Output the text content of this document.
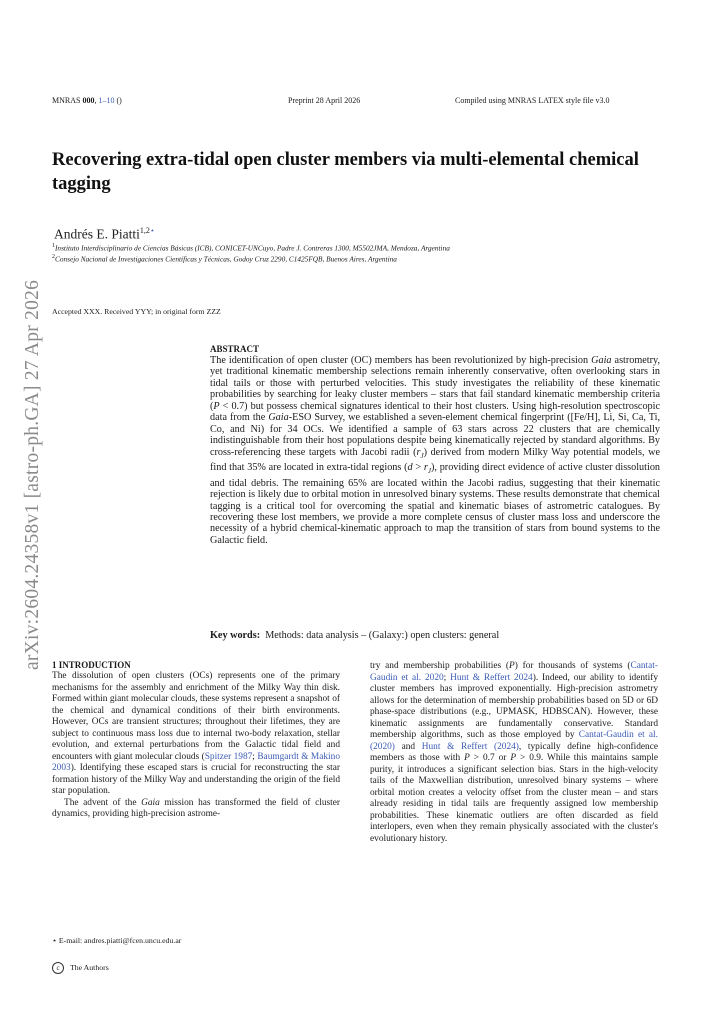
MNRAS 000, 1–10 ()	Preprint 28 April 2026	Compiled using MNRAS LATEX style file v3.0
arXiv:2604.24358v1 [astro-ph.GA] 27 Apr 2026
Recovering extra-tidal open cluster members via multi-elemental chemical tagging
Andrés E. Piatti$^{1,2⋆}$
$^1$Instituto Interdisciplinario de Ciencias Básicas (ICB), CONICET-UNCuyo, Padre J. Contreras 1300, M5502JMA, Mendoza, Argentina
$^2$Consejo Nacional de Investigaciones Científicas y Técnicas, Godoy Cruz 2290, C1425FQB, Buenos Aires, Argentina
Accepted XXX. Received YYY; in original form ZZZ

ABSTRACT

The identification of open cluster (OC) members has been revolutionized by high-precision Gaia astrometry, yet traditional kinematic membership selections remain inherently conservative, often overlooking stars in tidal tails or those with perturbed velocities. This study investigates the reliability of these kinematic probabilities by searching for leaky cluster members – stars that fail standard kinematic membership criteria (P < 0.7) but possess chemical signatures identical to their host clusters. Using high-resolution spectroscopic data from the Gaia-ESO Survey, we established a seven-element chemical fingerprint ([Fe/H], Li, Si, Ca, Ti, Co, and Ni) for 34 OCs. We identified a sample of 63 stars across 22 clusters that are chemically indistinguishable from their host populations despite being kinematically rejected by standard algorithms. By cross-referencing these targets with Jacobi radii $(r_J)$ derived from modern Milky Way potential models, we find that 35% are located in extra-tidal regions $(d > r_J)$, providing direct evidence of active cluster dissolution and tidal debris. The remaining 65% are located within the Jacobi radius, suggesting that their kinematic rejection is likely due to orbital motion in unresolved binary systems. These results demonstrate that chemical tagging is a critical tool for overcoming the spatial and kinematic biases of astrometric catalogues. By recovering these lost members, we provide a more complete census of cluster mass loss and underscore the necessity of a hybrid chemical-kinematic approach to map the transition of stars from bound systems to the Galactic field.

Key words: Methods: data analysis – (Galaxy:) open clusters: general

1 INTRODUCTION

The dissolution of open clusters (OCs) represents one of the primary mechanisms for the assembly and enrichment of the Milky Way thin disk. Formed within giant molecular clouds, these systems represent a snapshot of the chemical and dynamical conditions of their birth environments. However, OCs are transient structures; throughout their lifetimes, they are subject to continuous mass loss due to internal two-body relaxation, stellar evolution, and external perturbations from the Galactic tidal field and encounters with giant molecular clouds (Spitzer 1987; Baumgardt & Makino 2003). Identifying these escaped stars is crucial for reconstructing the star formation history of the Milky Way and understanding the origin of the field star population.

The advent of the Gaia mission has transformed the field of cluster dynamics, providing high-precision astrome-

try and membership probabilities (P) for thousands of systems (Cantat-Gaudin et al. 2020; Hunt & Reffert 2024). Indeed, our ability to identify cluster members has improved exponentially. High-precision astrometry allows for the determination of membership probabilities based on 5D or 6D phase-space distributions (e.g., UPMASK, HDBSCAN). However, these kinematic assignments are fundamentally conservative. Standard membership algorithms, such as those employed by Cantat-Gaudin et al. (2020) and Hunt & Reffert (2024), typically define high-confidence members as those with P > 0.7 or P > 0.9. While this maintains sample purity, it introduces a significant selection bias. Stars in the high-velocity tails of the Maxwellian distribution, unresolved binary systems – where orbital motion creates a velocity offset from the cluster mean – and stars already residing in tidal tails are frequently assigned low membership probabilities. These kinematic outliers are often discarded as field interlopers, even when they remain physically associated with the cluster's evolutionary history.

⋆ E-mail: andres.piatti@fcen.uncu.edu.ar
c The Authors
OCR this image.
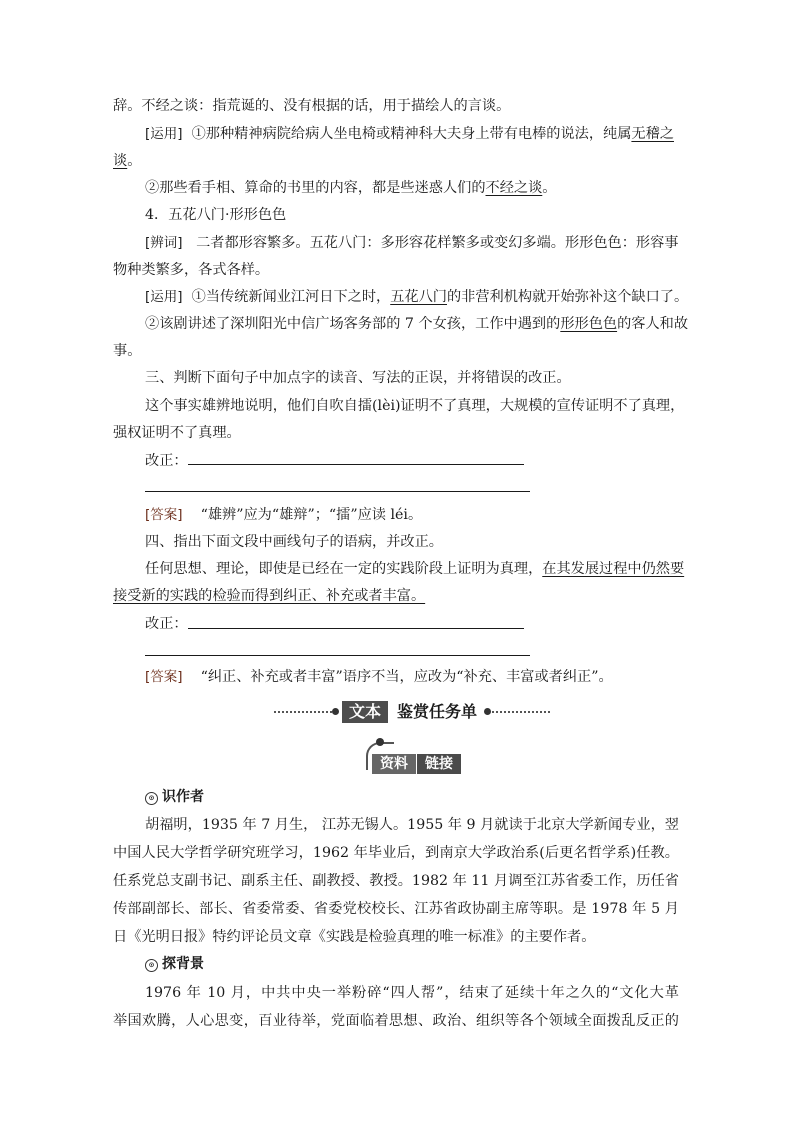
辞。不经之谈：指荒诞的、没有根据的话，用于描绘人的言谈。
[运用] ①那种精神病院给病人坐电椅或精神科大夫身上带有电棒的说法，纯属无稽之
谈。
②那些看手相、算命的书里的内容，都是些迷惑人们的不经之谈。
4．五花八门·形形色色
[辨词] 二者都形容繁多。五花八门：多形容花样繁多或变幻多端。形形色色：形容事
物种类繁多，各式各样。
[运用] ①当传统新闻业江河日下之时，五花八门的非营利机构就开始弥补这个缺口了。
②该剧讲述了深圳阳光中信广场客务部的 7 个女孩，工作中遇到的形形色色的客人和故
事。
三、判断下面句子中加点字的读音、写法的正误，并将错误的改正。
这个事实雄辨地说明，他们自吹自擂(lèi)证明不了真理，大规模的宣传证明不了真理，
强权证明不了真理。
改正：
[答案] “雄辨”应为“雄辩”；“擂”应读 léi。
四、指出下面文段中画线句子的语病，并改正。
任何思想、理论，即使是已经在一定的实践阶段上证明为真理，在其发展过程中仍然要
接受新的实践的检验而得到纠正、补充或者丰富。
改正：
[答案] “纠正、补充或者丰富”语序不当，应改为“补充、丰富或者纠正”。
文本	鉴赏任务单
资料	链接
⊙ 识作者
胡福明，1935 年 7 月生， 江苏无锡人。1955 年 9 月就读于北京大学新闻专业，翌
中国人民大学哲学研究班学习，1962 年毕业后，到南京大学政治系(后更名哲学系)任教。
任系党总支副书记、副系主任、副教授、教授。1982 年 11 月调至江苏省委工作，历任省
传部副部长、部长、省委常委、省委党校校长、江苏省政协副主席等职。是 1978 年 5 月
日《光明日报》特约评论员文章《实践是检验真理的唯一标准》的主要作者。
⊙ 探背景
1976 年 10 月，中共中央一举粉碎“四人帮”，结束了延续十年之久的“文化大革
举国欢腾，人心思变，百业待举，党面临着思想、政治、组织等各个领域全面拨乱反正的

- GIVEN EXERCISE
Show each line of the listing that holds the string "Argentina".

- EXERCISE RESULT
$^1$Instituto Interdisciplinario de Ciencias Básicas (ICB), CONICET-UNCuyo, Padre J. Contreras 1300, M5502JMA, Mendoza, Argentina
$^2$Consejo Nacional de Investigaciones Científicas y Técnicas, Godoy Cruz 2290, C1425FQB, Buenos Aires, Argentina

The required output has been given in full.